Return the entries below verbatim. Pictures stay out.

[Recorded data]
--- Start ---

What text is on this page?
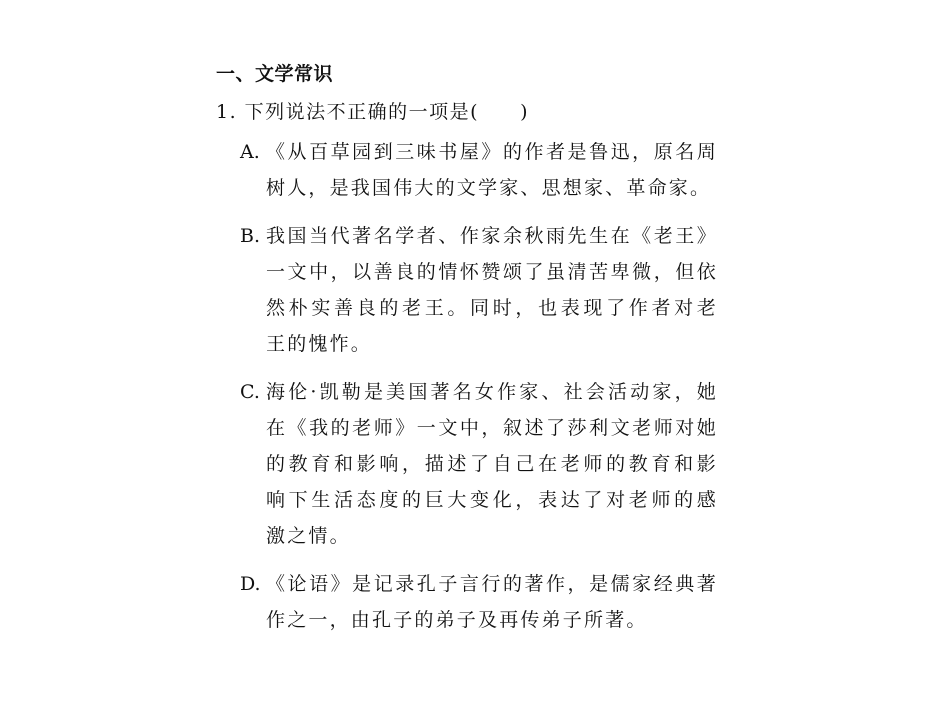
一、文学常识
1. 下列说法不正确的一项是(　　)
A. 《从百草园到三味书屋》的作者是鲁迅，原名周
树人，是我国伟大的文学家、思想家、革命家。
B. 我国当代著名学者、作家余秋雨先生在《老王》
一文中，以善良的情怀赞颂了虽清苦卑微，但依
然朴实善良的老王。同时，也表现了作者对老
王的愧怍。
C. 海伦·凯勒是美国著名女作家、社会活动家，她
在《我的老师》一文中，叙述了莎利文老师对她
的教育和影响，描述了自己在老师的教育和影
响下生活态度的巨大变化，表达了对老师的感
激之情。
D. 《论语》是记录孔子言行的著作，是儒家经典著
作之一，由孔子的弟子及再传弟子所著。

--- End ---

The solution —
What text is on this page?
一、文学常识
1. 下列说法不正确的一项是(　　)
A. 《从百草园到三味书屋》的作者是鲁迅，原名周
树人，是我国伟大的文学家、思想家、革命家。
B. 我国当代著名学者、作家余秋雨先生在《老王》
一文中，以善良的情怀赞颂了虽清苦卑微，但依
然朴实善良的老王。同时，也表现了作者对老
王的愧怍。
C. 海伦·凯勒是美国著名女作家、社会活动家，她
在《我的老师》一文中，叙述了莎利文老师对她
的教育和影响，描述了自己在老师的教育和影
响下生活态度的巨大变化，表达了对老师的感
激之情。
D. 《论语》是记录孔子言行的著作，是儒家经典著
作之一，由孔子的弟子及再传弟子所著。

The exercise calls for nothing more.